(Dataset rows)
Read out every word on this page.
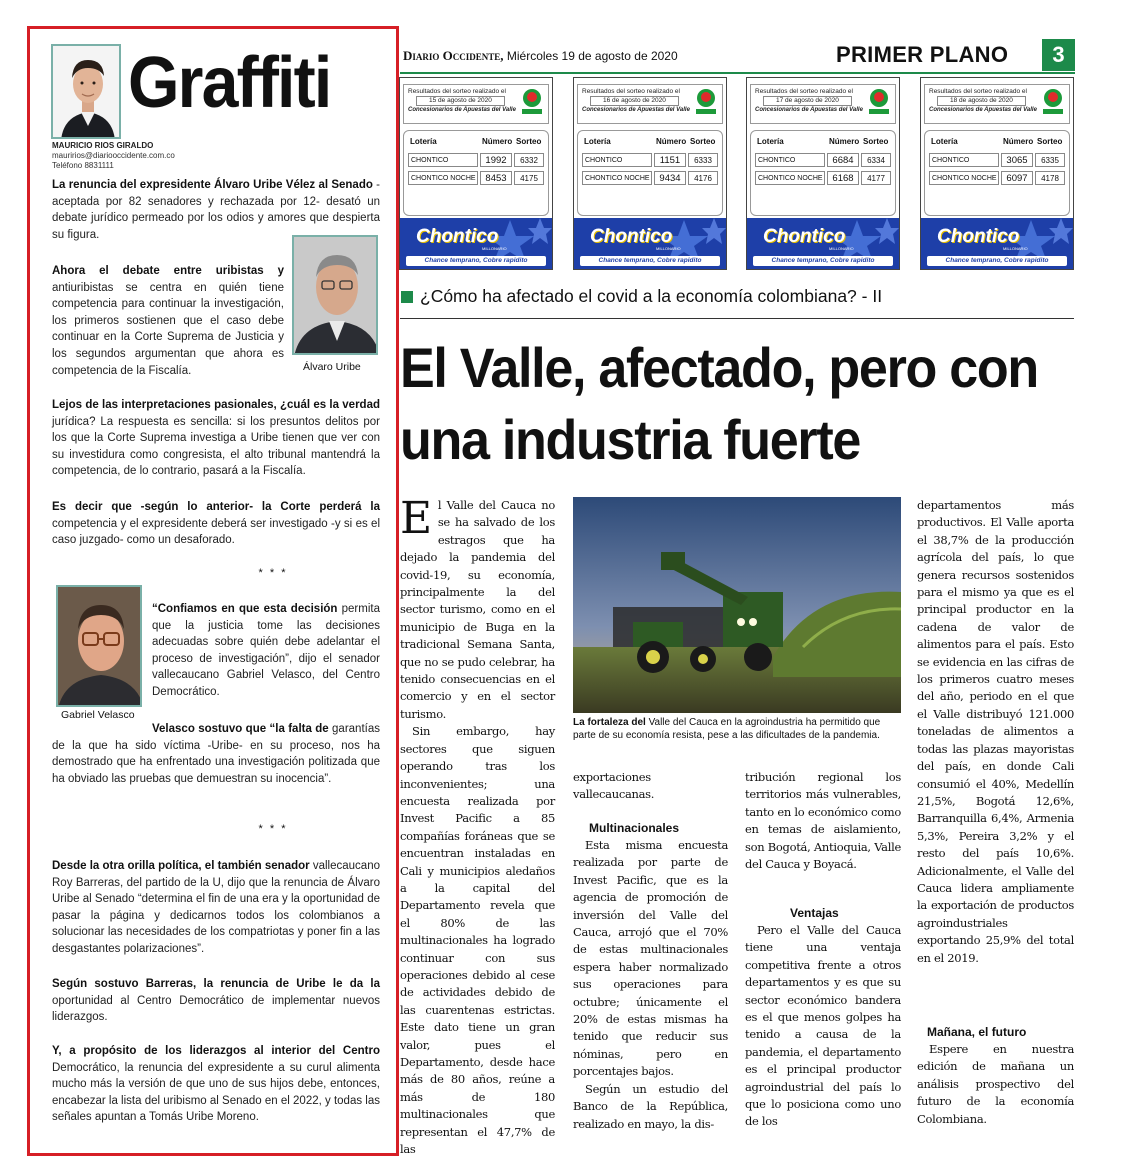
Graffiti
MAURICIO RIOS GIRALDO
mauririos@diariooccidente.com.co
Teléfono 8831111
La renuncia del expresidente Álvaro Uribe Vélez al Senado - aceptada por 82 senadores y rechazada por 12- desató un debate jurídico permeado por los odios y amores que despierta su figura.
Álvaro Uribe
Ahora el debate entre uribistas y antiuribistas se centra en quién tiene competencia para continuar la investigación, los primeros sostienen que el caso debe continuar en la Corte Suprema de Justicia y los segundos argumentan que ahora es competencia de la Fiscalía.
Lejos de las interpretaciones pasionales, ¿cuál es la verdad jurídica? La respuesta es sencilla: si los presuntos delitos por los que la Corte Suprema investiga a Uribe tienen que ver con su investidura como congresista, el alto tribunal mantendrá la competencia, de lo contrario, pasará a la Fiscalía.
Es decir que -según lo anterior- la Corte perderá la competencia y el expresidente deberá ser investigado -y si es el caso juzgado- como un desaforado.
* * *
Gabriel Velasco
“Confiamos en que esta decisión permita que la justicia tome las decisiones adecuadas sobre quién debe adelantar el proceso de investigación”, dijo el senador vallecaucano Gabriel Velasco, del Centro Democrático.
Velasco sostuvo que “la falta de garantías de la que ha sido víctima -Uribe- en su proceso, nos ha demostrado que ha enfrentado una investigación politizada que ha obviado las pruebas que demuestran su inocencia”.
* * *
Desde la otra orilla política, el también senador vallecaucano Roy Barreras, del partido de la U, dijo que la renuncia de Álvaro Uribe al Senado “determina el fin de una era y la oportunidad de pasar la página y dedicarnos todos los colombianos a solucionar las necesidades de los compatriotas y poner fin a las desgastantes polarizaciones”.
Según sostuvo Barreras, la renuncia de Uribe le da la oportunidad al Centro Democrático de implementar nuevos liderazgos.
Y, a propósito de los liderazgos al interior del Centro Democrático, la renuncia del expresidente a su curul alimenta mucho más la versión de que uno de sus hijos debe, entonces, encabezar la lista del uribismo al Senado en el 2022, y todas las señales apuntan a Tomás Uribe Moreno.
Diario Occidente, Miércoles 19 de agosto de 2020	PRIMER PLANO	3
Resultados del sorteo realizado el
15 de agosto de 2020
Concesionarios de Apuestas del Valle
Lotería	Número Sorteo
CHONTICO	1992	6332
CHONTICO NOCHE	8453	4175
Chontico
MILLONARIO
Chance temprano, Cobre rapidito
Resultados del sorteo realizado el
16 de agosto de 2020
Concesionarios de Apuestas del Valle
Lotería	Número Sorteo
CHONTICO	1151	6333
CHONTICO NOCHE	9434	4176
Chontico
MILLONARIO
Chance temprano, Cobre rapidito
Resultados del sorteo realizado el
17 de agosto de 2020
Concesionarios de Apuestas del Valle
Lotería	Número Sorteo
CHONTICO	6684	6334
CHONTICO NOCHE	6168	4177
Chontico
MILLONARIO
Chance temprano, Cobre rapidito
Resultados del sorteo realizado el
18 de agosto de 2020
Concesionarios de Apuestas del Valle
Lotería	Número Sorteo
CHONTICO	3065	6335
CHONTICO NOCHE	6097	4178
Chontico
MILLONARIO
Chance temprano, Cobre rapidito
¿Cómo ha afectado el covid a la economía colombiana? - II
El Valle, afectado, pero con una industria fuerte
E l Valle del Cauca no se ha salvado de los estragos que ha dejado la pandemia del covid-19, su economía, principalmente la del sector turismo, como en el municipio de Buga en la tradicional Semana Santa, que no se pudo celebrar, ha tenido consecuencias en el comercio y en el sector turismo.

Sin embargo, hay sectores que siguen operando tras los inconvenientes; una encuesta realizada por Invest Pacific a 85 compañías foráneas que se encuentran instaladas en Cali y municipios aledaños a la capital del Departamento revela que el 80% de las multinacionales ha logrado continuar con sus operaciones debido al cese de actividades debido de las cuarentenas estrictas. Este dato tiene un gran valor, pues el Departamento, desde hace más de 80 años, reúne a más de 180 multinacionales que representan el 47,7% de las

La fortaleza del Valle del Cauca en la agroindustria ha permitido que parte de su economía resista, pese a las dificultades de la pandemia.
exportaciones vallecaucanas.
Multinacionales

Esta misma encuesta realizada por parte de Invest Pacific, que es la agencia de promoción de inversión del Valle del Cauca, arrojó que el 70% de estas multinacionales espera haber normalizado sus operaciones para octubre; únicamente el 20% de estas mismas ha tenido que reducir sus nóminas, pero en porcentajes bajos.

Según un estudio del Banco de la República, realizado en mayo, la dis-

tribución regional los territorios más vulnerables, tanto en lo económico como en temas de aislamiento, son Bogotá, Antioquia, Valle del Cauca y Boyacá.
Ventajas

Pero el Valle del Cauca tiene una ventaja competitiva frente a otros departamentos y es que su sector económico bandera es el que menos golpes ha tenido a causa de la pandemia, el departamento es el principal productor agroindustrial del país lo que lo posiciona como uno de los

departamentos más productivos. El Valle aporta el 38,7% de la producción agrícola del país, lo que genera recursos sostenidos para el mismo ya que es el principal productor en la cadena de valor de alimentos para el país. Esto se evidencia en las cifras de los primeros cuatro meses del año, periodo en el que el Valle distribuyó 121.000 toneladas de alimentos a todas las plazas mayoristas del país, en donde Cali consumió el 40%, Medellín 21,5%, Bogotá 12,6%, Barranquilla 6,4%, Armenia 5,3%, Pereira 3,2% y el resto del país 10,6%. Adicionalmente, el Valle del Cauca lidera ampliamente la exportación de productos agroindustriales exportando 25,9% del total en el 2019.
Mañana, el futuro

Espere en nuestra edición de mañana un análisis prospectivo del futuro de la economía Colombiana.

**WRITTEN INSTRUCTION:** Your copy of the data should match it exactly, except that pictures are left out.

**FULL OUTPUT:**
Read out every word on this page.
Graffiti
MAURICIO RIOS GIRALDO
mauririos@diariooccidente.com.co
Teléfono 8831111
La renuncia del expresidente Álvaro Uribe Vélez al Senado - aceptada por 82 senadores y rechazada por 12- desató un debate jurídico permeado por los odios y amores que despierta su figura.
Álvaro Uribe
Ahora el debate entre uribistas y antiuribistas se centra en quién tiene competencia para continuar la investigación, los primeros sostienen que el caso debe continuar en la Corte Suprema de Justicia y los segundos argumentan que ahora es competencia de la Fiscalía.
Lejos de las interpretaciones pasionales, ¿cuál es la verdad jurídica? La respuesta es sencilla: si los presuntos delitos por los que la Corte Suprema investiga a Uribe tienen que ver con su investidura como congresista, el alto tribunal mantendrá la competencia, de lo contrario, pasará a la Fiscalía.
Es decir que -según lo anterior- la Corte perderá la competencia y el expresidente deberá ser investigado -y si es el caso juzgado- como un desaforado.
* * *
Gabriel Velasco
“Confiamos en que esta decisión permita que la justicia tome las decisiones adecuadas sobre quién debe adelantar el proceso de investigación”, dijo el senador vallecaucano Gabriel Velasco, del Centro Democrático.
Velasco sostuvo que “la falta de garantías de la que ha sido víctima -Uribe- en su proceso, nos ha demostrado que ha enfrentado una investigación politizada que ha obviado las pruebas que demuestran su inocencia”.
* * *
Desde la otra orilla política, el también senador vallecaucano Roy Barreras, del partido de la U, dijo que la renuncia de Álvaro Uribe al Senado “determina el fin de una era y la oportunidad de pasar la página y dedicarnos todos los colombianos a solucionar las necesidades de los compatriotas y poner fin a las desgastantes polarizaciones”.
Según sostuvo Barreras, la renuncia de Uribe le da la oportunidad al Centro Democrático de implementar nuevos liderazgos.
Y, a propósito de los liderazgos al interior del Centro Democrático, la renuncia del expresidente a su curul alimenta mucho más la versión de que uno de sus hijos debe, entonces, encabezar la lista del uribismo al Senado en el 2022, y todas las señales apuntan a Tomás Uribe Moreno.
Diario Occidente, Miércoles 19 de agosto de 2020	PRIMER PLANO	3
Resultados del sorteo realizado el
15 de agosto de 2020
Concesionarios de Apuestas del Valle
Lotería	Número Sorteo
CHONTICO	1992	6332
CHONTICO NOCHE	8453	4175
Chontico
MILLONARIO
Chance temprano, Cobre rapidito
Resultados del sorteo realizado el
16 de agosto de 2020
Concesionarios de Apuestas del Valle
Lotería	Número Sorteo
CHONTICO	1151	6333
CHONTICO NOCHE	9434	4176
Chontico
MILLONARIO
Chance temprano, Cobre rapidito
Resultados del sorteo realizado el
17 de agosto de 2020
Concesionarios de Apuestas del Valle
Lotería	Número Sorteo
CHONTICO	6684	6334
CHONTICO NOCHE	6168	4177
Chontico
MILLONARIO
Chance temprano, Cobre rapidito
Resultados del sorteo realizado el
18 de agosto de 2020
Concesionarios de Apuestas del Valle
Lotería	Número Sorteo
CHONTICO	3065	6335
CHONTICO NOCHE	6097	4178
Chontico
MILLONARIO
Chance temprano, Cobre rapidito
¿Cómo ha afectado el covid a la economía colombiana? - II
El Valle, afectado, pero con una industria fuerte
E l Valle del Cauca no se ha salvado de los estragos que ha dejado la pandemia del covid-19, su economía, principalmente la del sector turismo, como en el municipio de Buga en la tradicional Semana Santa, que no se pudo celebrar, ha tenido consecuencias en el comercio y en el sector turismo.

Sin embargo, hay sectores que siguen operando tras los inconvenientes; una encuesta realizada por Invest Pacific a 85 compañías foráneas que se encuentran instaladas en Cali y municipios aledaños a la capital del Departamento revela que el 80% de las multinacionales ha logrado continuar con sus operaciones debido al cese de actividades debido de las cuarentenas estrictas. Este dato tiene un gran valor, pues el Departamento, desde hace más de 80 años, reúne a más de 180 multinacionales que representan el 47,7% de las

La fortaleza del Valle del Cauca en la agroindustria ha permitido que parte de su economía resista, pese a las dificultades de la pandemia.
exportaciones vallecaucanas.
Multinacionales

Esta misma encuesta realizada por parte de Invest Pacific, que es la agencia de promoción de inversión del Valle del Cauca, arrojó que el 70% de estas multinacionales espera haber normalizado sus operaciones para octubre; únicamente el 20% de estas mismas ha tenido que reducir sus nóminas, pero en porcentajes bajos.

Según un estudio del Banco de la República, realizado en mayo, la dis-

tribución regional los territorios más vulnerables, tanto en lo económico como en temas de aislamiento, son Bogotá, Antioquia, Valle del Cauca y Boyacá.
Ventajas

Pero el Valle del Cauca tiene una ventaja competitiva frente a otros departamentos y es que su sector económico bandera es el que menos golpes ha tenido a causa de la pandemia, el departamento es el principal productor agroindustrial del país lo que lo posiciona como uno de los

departamentos más productivos. El Valle aporta el 38,7% de la producción agrícola del país, lo que genera recursos sostenidos para el mismo ya que es el principal productor en la cadena de valor de alimentos para el país. Esto se evidencia en las cifras de los primeros cuatro meses del año, periodo en el que el Valle distribuyó 121.000 toneladas de alimentos a todas las plazas mayoristas del país, en donde Cali consumió el 40%, Medellín 21,5%, Bogotá 12,6%, Barranquilla 6,4%, Armenia 5,3%, Pereira 3,2% y el resto del país 10,6%. Adicionalmente, el Valle del Cauca lidera ampliamente la exportación de productos agroindustriales exportando 25,9% del total en el 2019.
Mañana, el futuro

Espere en nuestra edición de mañana un análisis prospectivo del futuro de la economía Colombiana.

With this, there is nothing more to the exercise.